[Goal of the exercise]
Select, from the material below, each line with "Omega" in it.

[Input data]
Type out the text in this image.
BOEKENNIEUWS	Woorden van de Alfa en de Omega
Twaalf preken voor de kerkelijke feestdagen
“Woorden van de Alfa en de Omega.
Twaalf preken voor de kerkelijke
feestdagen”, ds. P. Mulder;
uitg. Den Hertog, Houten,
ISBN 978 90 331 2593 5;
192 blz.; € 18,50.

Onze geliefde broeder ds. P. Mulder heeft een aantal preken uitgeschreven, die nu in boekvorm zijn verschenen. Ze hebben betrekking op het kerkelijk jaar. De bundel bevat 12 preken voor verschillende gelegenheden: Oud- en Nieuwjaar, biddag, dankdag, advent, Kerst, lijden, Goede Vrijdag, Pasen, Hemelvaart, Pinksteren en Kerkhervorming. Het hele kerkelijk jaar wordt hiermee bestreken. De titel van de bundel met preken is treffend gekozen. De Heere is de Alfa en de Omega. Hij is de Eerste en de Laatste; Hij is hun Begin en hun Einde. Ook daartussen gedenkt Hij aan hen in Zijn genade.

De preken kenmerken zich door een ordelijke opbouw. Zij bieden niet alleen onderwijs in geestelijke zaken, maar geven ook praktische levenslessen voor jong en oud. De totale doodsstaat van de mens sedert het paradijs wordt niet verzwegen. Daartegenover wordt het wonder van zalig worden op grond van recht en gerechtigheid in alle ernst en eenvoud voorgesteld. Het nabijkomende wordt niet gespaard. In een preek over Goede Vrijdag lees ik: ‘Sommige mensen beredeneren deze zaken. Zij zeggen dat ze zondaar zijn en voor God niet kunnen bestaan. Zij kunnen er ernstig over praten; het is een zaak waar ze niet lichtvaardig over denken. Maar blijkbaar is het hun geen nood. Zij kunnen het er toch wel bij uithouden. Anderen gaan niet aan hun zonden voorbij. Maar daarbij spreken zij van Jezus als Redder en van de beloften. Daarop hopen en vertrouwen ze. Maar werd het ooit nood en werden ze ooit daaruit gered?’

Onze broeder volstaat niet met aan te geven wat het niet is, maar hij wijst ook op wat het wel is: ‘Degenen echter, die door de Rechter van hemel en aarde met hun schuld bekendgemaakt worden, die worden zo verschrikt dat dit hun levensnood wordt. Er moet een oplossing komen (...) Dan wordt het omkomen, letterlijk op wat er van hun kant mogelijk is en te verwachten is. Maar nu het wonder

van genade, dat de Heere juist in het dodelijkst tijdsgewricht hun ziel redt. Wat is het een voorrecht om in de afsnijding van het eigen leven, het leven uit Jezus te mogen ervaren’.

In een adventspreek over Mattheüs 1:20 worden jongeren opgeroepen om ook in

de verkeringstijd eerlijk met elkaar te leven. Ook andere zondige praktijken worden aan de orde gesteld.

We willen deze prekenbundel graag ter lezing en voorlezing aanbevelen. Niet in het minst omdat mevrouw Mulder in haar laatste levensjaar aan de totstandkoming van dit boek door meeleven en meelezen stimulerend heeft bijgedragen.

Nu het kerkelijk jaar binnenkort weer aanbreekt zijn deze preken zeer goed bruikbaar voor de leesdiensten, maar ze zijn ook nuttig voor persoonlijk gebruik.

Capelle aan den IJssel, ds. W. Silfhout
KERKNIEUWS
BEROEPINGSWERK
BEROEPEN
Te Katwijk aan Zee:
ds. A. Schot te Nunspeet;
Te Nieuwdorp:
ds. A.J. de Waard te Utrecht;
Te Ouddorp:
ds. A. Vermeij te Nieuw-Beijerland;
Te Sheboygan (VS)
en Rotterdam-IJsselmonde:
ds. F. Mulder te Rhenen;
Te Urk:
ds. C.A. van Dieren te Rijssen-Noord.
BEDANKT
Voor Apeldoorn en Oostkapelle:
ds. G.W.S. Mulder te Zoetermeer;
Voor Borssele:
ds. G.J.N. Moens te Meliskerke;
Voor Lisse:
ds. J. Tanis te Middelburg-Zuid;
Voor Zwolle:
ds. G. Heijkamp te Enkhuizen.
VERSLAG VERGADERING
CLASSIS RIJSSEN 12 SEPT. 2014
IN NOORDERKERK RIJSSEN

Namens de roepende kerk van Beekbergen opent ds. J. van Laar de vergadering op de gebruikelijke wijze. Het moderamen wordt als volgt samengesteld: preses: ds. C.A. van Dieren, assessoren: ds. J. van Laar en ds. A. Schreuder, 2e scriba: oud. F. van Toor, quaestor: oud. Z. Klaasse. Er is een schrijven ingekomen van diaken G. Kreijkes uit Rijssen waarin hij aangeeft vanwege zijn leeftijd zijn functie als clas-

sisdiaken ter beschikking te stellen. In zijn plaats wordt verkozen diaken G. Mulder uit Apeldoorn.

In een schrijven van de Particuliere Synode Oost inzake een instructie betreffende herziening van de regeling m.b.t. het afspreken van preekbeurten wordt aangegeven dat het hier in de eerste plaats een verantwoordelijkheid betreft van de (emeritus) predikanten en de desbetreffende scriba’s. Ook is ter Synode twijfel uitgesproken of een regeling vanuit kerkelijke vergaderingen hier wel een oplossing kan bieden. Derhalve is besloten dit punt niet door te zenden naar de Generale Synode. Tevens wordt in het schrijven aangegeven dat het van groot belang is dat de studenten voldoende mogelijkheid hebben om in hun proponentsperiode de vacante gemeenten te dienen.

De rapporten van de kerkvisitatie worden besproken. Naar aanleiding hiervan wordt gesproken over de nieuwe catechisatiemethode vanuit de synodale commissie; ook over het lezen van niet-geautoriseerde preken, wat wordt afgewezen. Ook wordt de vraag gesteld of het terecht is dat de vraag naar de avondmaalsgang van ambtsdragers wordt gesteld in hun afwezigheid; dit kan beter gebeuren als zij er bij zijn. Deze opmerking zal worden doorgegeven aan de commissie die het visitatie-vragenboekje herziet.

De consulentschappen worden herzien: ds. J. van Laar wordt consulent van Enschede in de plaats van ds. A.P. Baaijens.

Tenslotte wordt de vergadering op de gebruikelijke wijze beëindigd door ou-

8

[Result]
BOEKENNIEUWS	Woorden van de Alfa en de Omega
“Woorden van de Alfa en de Omega.
Onze geliefde broeder ds. P. Mulder heeft een aantal preken uitgeschreven, die nu in boekvorm zijn verschenen. Ze hebben betrekking op het kerkelijk jaar. De bundel bevat 12 preken voor verschillende gelegenheden: Oud- en Nieuwjaar, biddag, dankdag, advent, Kerst, lijden, Goede Vrijdag, Pasen, Hemelvaart, Pinksteren en Kerkhervorming. Het hele kerkelijk jaar wordt hiermee bestreken. De titel van de bundel met preken is treffend gekozen. De Heere is de Alfa en de Omega. Hij is de Eerste en de Laatste; Hij is hun Begin en hun Einde. Ook daartussen gedenkt Hij aan hen in Zijn genade.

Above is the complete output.